RECORDED INFORMATION
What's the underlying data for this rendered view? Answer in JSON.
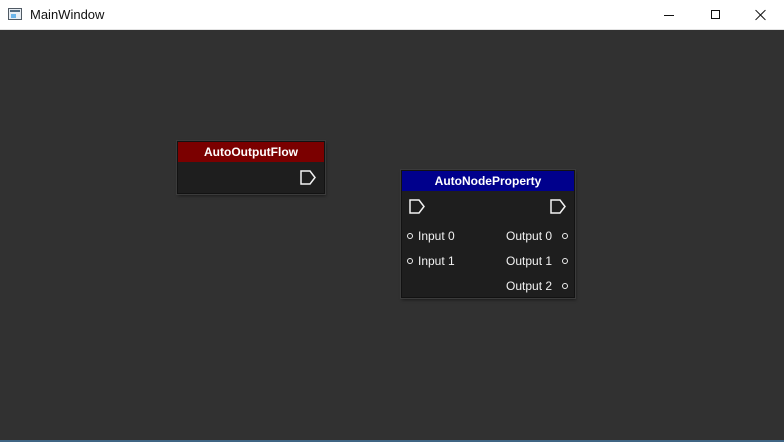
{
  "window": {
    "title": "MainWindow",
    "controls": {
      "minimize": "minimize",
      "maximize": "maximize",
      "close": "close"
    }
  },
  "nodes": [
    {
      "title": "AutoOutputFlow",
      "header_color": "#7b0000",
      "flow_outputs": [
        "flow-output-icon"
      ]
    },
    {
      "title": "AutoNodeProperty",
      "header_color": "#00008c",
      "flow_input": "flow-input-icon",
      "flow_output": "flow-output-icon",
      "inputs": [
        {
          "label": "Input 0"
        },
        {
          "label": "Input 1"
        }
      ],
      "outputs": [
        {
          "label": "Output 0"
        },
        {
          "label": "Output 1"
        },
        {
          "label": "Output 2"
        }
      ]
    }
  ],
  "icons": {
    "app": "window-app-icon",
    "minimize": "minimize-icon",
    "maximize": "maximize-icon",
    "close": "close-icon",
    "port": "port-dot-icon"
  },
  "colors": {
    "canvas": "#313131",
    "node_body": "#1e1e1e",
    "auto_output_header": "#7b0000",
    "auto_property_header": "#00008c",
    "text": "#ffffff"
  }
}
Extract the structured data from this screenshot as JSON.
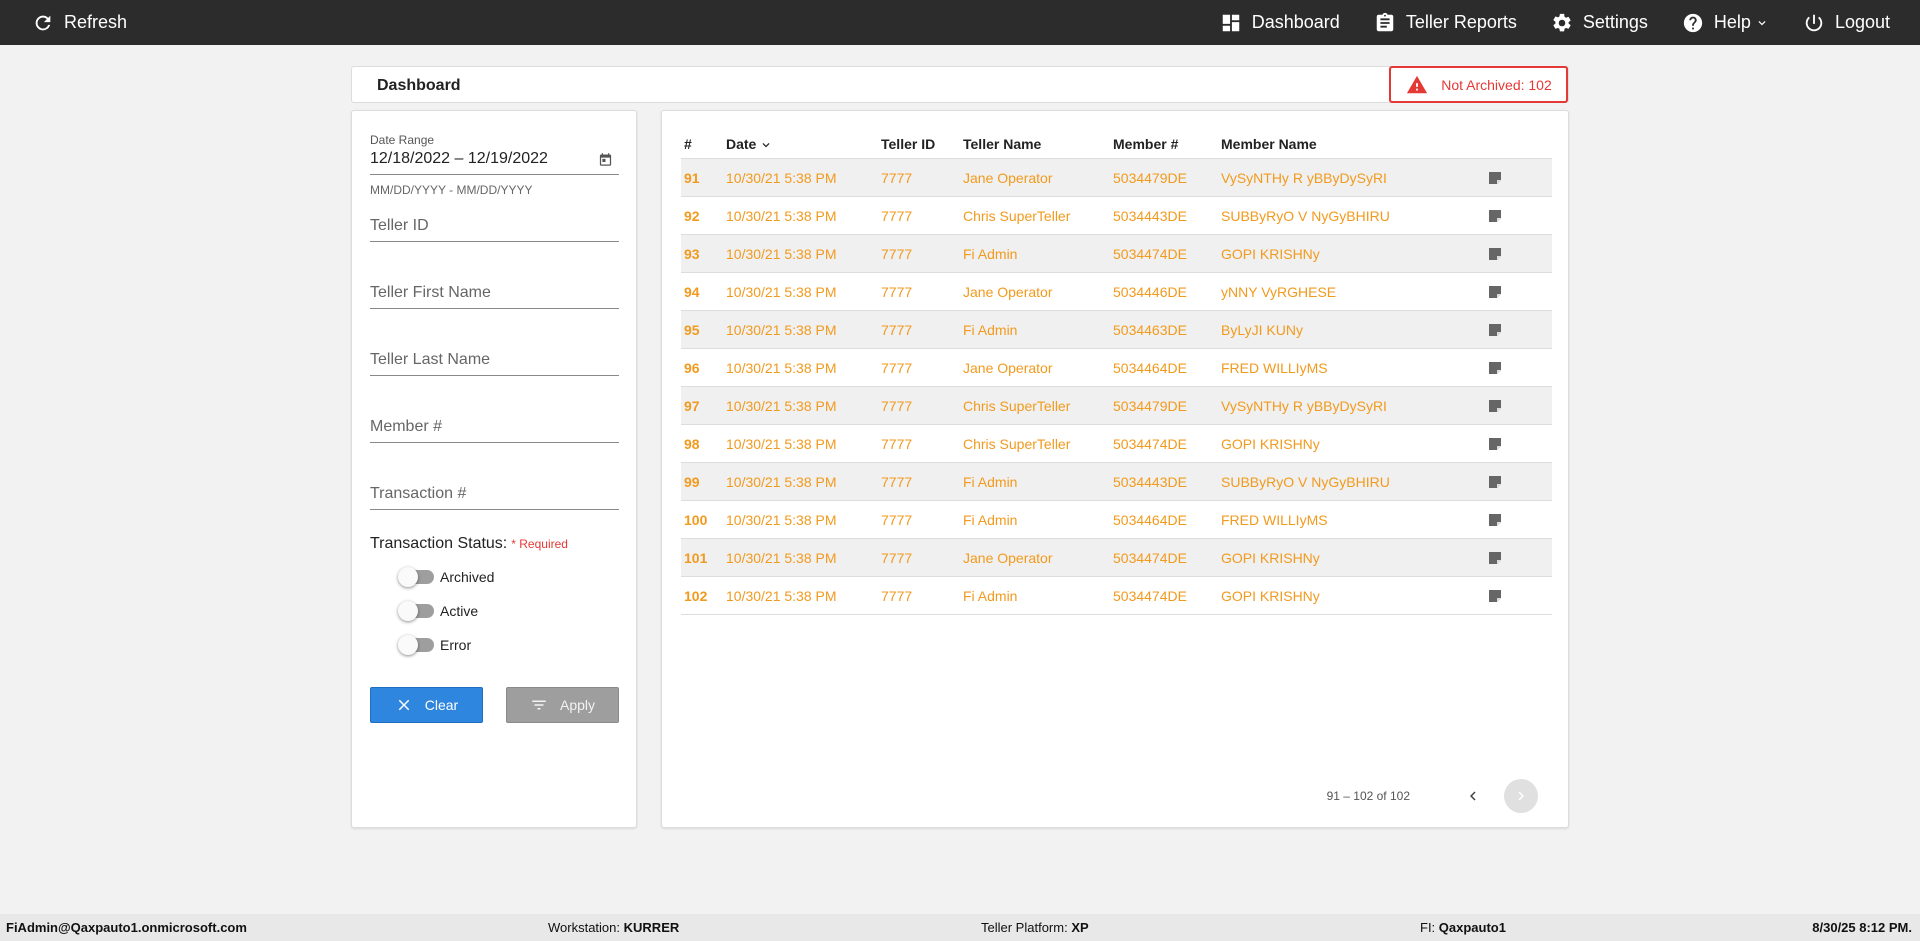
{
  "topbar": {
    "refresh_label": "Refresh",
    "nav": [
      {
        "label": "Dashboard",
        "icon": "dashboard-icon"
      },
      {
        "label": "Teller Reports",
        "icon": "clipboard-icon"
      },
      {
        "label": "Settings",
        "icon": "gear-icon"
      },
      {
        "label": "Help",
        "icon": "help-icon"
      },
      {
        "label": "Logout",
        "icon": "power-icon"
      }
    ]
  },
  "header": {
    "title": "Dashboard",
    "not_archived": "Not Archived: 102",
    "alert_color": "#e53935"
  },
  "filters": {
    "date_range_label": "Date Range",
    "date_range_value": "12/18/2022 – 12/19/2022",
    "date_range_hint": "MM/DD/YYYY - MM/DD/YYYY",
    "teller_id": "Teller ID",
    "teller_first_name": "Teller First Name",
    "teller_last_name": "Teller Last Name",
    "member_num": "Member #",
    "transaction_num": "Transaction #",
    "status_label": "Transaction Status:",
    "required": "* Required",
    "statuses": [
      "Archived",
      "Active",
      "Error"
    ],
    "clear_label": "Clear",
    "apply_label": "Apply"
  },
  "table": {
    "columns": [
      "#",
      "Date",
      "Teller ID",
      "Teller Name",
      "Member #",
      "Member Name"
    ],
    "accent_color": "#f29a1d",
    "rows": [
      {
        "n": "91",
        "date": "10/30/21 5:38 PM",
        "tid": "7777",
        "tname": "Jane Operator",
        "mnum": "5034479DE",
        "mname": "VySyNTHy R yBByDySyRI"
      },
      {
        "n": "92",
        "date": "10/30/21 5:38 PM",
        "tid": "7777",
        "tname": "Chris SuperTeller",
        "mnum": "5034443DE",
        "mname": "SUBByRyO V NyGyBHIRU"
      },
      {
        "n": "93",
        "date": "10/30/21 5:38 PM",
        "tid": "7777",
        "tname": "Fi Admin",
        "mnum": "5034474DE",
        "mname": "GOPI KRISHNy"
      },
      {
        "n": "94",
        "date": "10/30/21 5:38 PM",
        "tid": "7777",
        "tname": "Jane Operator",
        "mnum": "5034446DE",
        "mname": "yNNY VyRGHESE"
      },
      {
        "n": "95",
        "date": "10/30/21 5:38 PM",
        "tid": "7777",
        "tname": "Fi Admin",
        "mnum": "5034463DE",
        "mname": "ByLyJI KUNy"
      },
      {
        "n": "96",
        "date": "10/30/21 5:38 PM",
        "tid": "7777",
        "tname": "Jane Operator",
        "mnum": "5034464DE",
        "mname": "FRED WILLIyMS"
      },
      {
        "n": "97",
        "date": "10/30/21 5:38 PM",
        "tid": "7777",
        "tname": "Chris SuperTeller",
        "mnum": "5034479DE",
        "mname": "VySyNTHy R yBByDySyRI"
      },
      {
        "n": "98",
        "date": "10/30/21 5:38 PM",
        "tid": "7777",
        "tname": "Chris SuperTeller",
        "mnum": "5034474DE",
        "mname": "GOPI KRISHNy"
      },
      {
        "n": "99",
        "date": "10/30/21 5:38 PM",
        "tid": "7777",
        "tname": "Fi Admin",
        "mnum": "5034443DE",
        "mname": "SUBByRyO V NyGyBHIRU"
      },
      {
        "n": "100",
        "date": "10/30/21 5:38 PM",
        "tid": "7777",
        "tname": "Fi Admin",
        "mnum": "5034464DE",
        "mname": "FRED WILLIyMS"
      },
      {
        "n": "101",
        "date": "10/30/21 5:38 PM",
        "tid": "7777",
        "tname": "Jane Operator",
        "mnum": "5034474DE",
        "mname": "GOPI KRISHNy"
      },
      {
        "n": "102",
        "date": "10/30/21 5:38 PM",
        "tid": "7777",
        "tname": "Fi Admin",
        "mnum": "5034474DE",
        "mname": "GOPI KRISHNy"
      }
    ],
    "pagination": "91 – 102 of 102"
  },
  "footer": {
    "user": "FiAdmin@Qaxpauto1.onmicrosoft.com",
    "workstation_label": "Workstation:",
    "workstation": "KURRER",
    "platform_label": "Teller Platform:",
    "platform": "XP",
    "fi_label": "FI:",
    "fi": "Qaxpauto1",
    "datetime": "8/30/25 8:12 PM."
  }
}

WRITTEN INSTRUCTION
Where a line in the entries holds the word "data", copy that line.

EXPECTED ANSWER
What's the underlying data for this rendered view? Answer in JSON.
Extract the structured data from this screenshot as JSON.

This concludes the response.